-- Start GIVEN RECORDS --

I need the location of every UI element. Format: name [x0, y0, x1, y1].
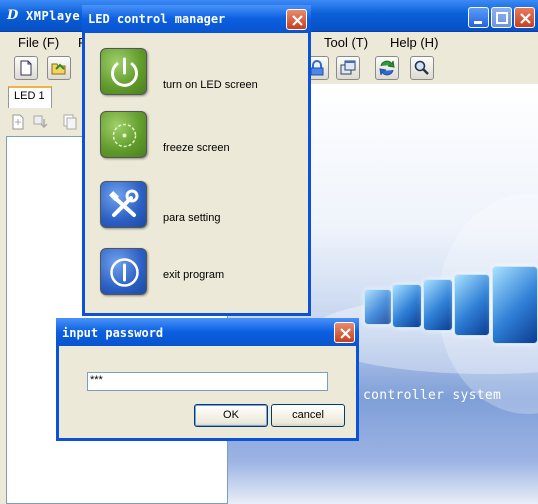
password-field[interactable]: ***	[87, 372, 328, 391]
exit-program-button[interactable]	[100, 248, 147, 295]
open-folder-icon	[51, 63, 66, 75]
refresh-icon	[379, 60, 395, 76]
cancel-button[interactable]: cancel	[271, 404, 345, 427]
input-password-dialog: input password *** OK cancel	[56, 318, 359, 441]
open-folder-button[interactable]	[47, 56, 71, 80]
tab-led-1[interactable]: LED 1	[8, 86, 52, 108]
turn-on-led-label: turn on LED screen	[163, 79, 258, 91]
search-icon	[414, 60, 429, 75]
para-setting-label: para setting	[163, 212, 221, 224]
windows-button[interactable]	[336, 56, 360, 80]
search-button[interactable]	[410, 56, 434, 80]
main-close-button[interactable]	[514, 7, 535, 28]
pwd-dialog-close-button[interactable]	[334, 322, 355, 343]
add-page-icon[interactable]	[10, 113, 28, 131]
menu-tool[interactable]: Tool (T)	[324, 35, 368, 50]
led-panel-graphic	[423, 279, 453, 331]
ok-button[interactable]: OK	[194, 404, 268, 427]
led-panel-graphic	[492, 266, 538, 344]
led-dialog-title: LED control manager	[88, 12, 226, 26]
led-panel-graphic	[364, 289, 392, 325]
maximize-button[interactable]	[491, 7, 512, 28]
led-panel-graphic	[454, 274, 490, 336]
tab-label: LED 1	[14, 90, 45, 102]
menu-file[interactable]: File (F)	[18, 35, 59, 50]
led-dialog-titlebar: LED control manager	[82, 5, 311, 33]
new-document-icon	[20, 60, 32, 76]
main-window-title: XMPlaye	[26, 9, 81, 23]
splash-caption: controller system	[363, 388, 502, 403]
close-icon	[520, 13, 531, 24]
tools-icon	[109, 189, 139, 217]
move-down-icon[interactable]	[32, 113, 50, 131]
maximize-icon	[496, 12, 508, 24]
minimize-button[interactable]	[468, 7, 489, 28]
new-document-button[interactable]	[14, 56, 38, 80]
freeze-screen-label: freeze screen	[163, 142, 230, 154]
refresh-button[interactable]	[375, 56, 399, 80]
freeze-icon	[112, 123, 137, 148]
close-icon	[292, 15, 303, 26]
menu-help[interactable]: Help (H)	[390, 35, 438, 50]
close-icon	[340, 328, 351, 339]
power-icon	[111, 57, 138, 87]
led-dialog-close-button[interactable]	[286, 9, 307, 30]
freeze-screen-button[interactable]	[100, 111, 147, 158]
led-control-manager-dialog: LED control manager turn on LED screen f…	[82, 5, 311, 316]
app-logo-icon: D	[7, 8, 19, 23]
pwd-dialog-title: input password	[62, 326, 164, 340]
para-setting-button[interactable]	[100, 181, 147, 228]
led-panel-graphic	[392, 284, 422, 328]
pwd-dialog-titlebar: input password	[56, 318, 359, 346]
turn-on-led-button[interactable]	[100, 48, 147, 95]
windows-icon	[340, 60, 356, 75]
exit-program-label: exit program	[163, 269, 225, 281]
minimize-icon	[474, 21, 482, 24]
copy-page-icon[interactable]	[60, 113, 78, 131]
exit-icon	[110, 258, 139, 287]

-- End GIVEN RECORDS --

** EXERCISE TASK **
Copy all the records above word for word, leaving out the picture.

** ANSWER TO THE PROBLEM **
I need the location of every UI element. Format: name [x0, y0, x1, y1].
password-field[interactable]: ***	[87, 372, 328, 391]
exit-program-button[interactable]	[100, 248, 147, 295]
open-folder-icon	[51, 63, 66, 75]
refresh-icon	[379, 60, 395, 76]
cancel-button[interactable]: cancel	[271, 404, 345, 427]
input-password-dialog: input password *** OK cancel	[56, 318, 359, 441]
open-folder-button[interactable]	[47, 56, 71, 80]
tab-led-1[interactable]: LED 1	[8, 86, 52, 108]
turn-on-led-label: turn on LED screen	[163, 79, 258, 91]
search-icon	[414, 60, 429, 75]
para-setting-label: para setting	[163, 212, 221, 224]
windows-button[interactable]	[336, 56, 360, 80]
search-button[interactable]	[410, 56, 434, 80]
main-close-button[interactable]	[514, 7, 535, 28]
pwd-dialog-close-button[interactable]	[334, 322, 355, 343]
add-page-icon[interactable]	[10, 113, 28, 131]
menu-tool[interactable]: Tool (T)	[324, 35, 368, 50]
led-panel-graphic	[423, 279, 453, 331]
ok-button[interactable]: OK	[194, 404, 268, 427]
led-panel-graphic	[492, 266, 538, 344]
led-dialog-title: LED control manager	[88, 12, 226, 26]
led-panel-graphic	[364, 289, 392, 325]
maximize-button[interactable]	[491, 7, 512, 28]
led-panel-graphic	[454, 274, 490, 336]
tab-label: LED 1	[14, 90, 45, 102]
menu-file[interactable]: File (F)	[18, 35, 59, 50]
led-dialog-titlebar: LED control manager	[82, 5, 311, 33]
new-document-icon	[20, 60, 32, 76]
main-window-title: XMPlaye	[26, 9, 81, 23]
splash-caption: controller system	[363, 388, 502, 403]
close-icon	[520, 13, 531, 24]
tools-icon	[109, 189, 139, 217]
move-down-icon[interactable]	[32, 113, 50, 131]
maximize-icon	[496, 12, 508, 24]
minimize-button[interactable]	[468, 7, 489, 28]
new-document-button[interactable]	[14, 56, 38, 80]
freeze-screen-label: freeze screen	[163, 142, 230, 154]
refresh-button[interactable]	[375, 56, 399, 80]
freeze-icon	[112, 123, 137, 148]
close-icon	[292, 15, 303, 26]
menu-help[interactable]: Help (H)	[390, 35, 438, 50]
close-icon	[340, 328, 351, 339]
power-icon	[111, 57, 138, 87]
led-dialog-close-button[interactable]	[286, 9, 307, 30]
freeze-screen-button[interactable]	[100, 111, 147, 158]
led-control-manager-dialog: LED control manager turn on LED screen f…	[82, 5, 311, 316]
app-logo-icon: D	[7, 8, 19, 23]
pwd-dialog-title: input password	[62, 326, 164, 340]
para-setting-button[interactable]	[100, 181, 147, 228]
led-panel-graphic	[392, 284, 422, 328]
pwd-dialog-titlebar: input password	[56, 318, 359, 346]
turn-on-led-button[interactable]	[100, 48, 147, 95]
windows-icon	[340, 60, 356, 75]
exit-program-label: exit program	[163, 269, 225, 281]
minimize-icon	[474, 21, 482, 24]
copy-page-icon[interactable]	[60, 113, 78, 131]
exit-icon	[110, 258, 139, 287]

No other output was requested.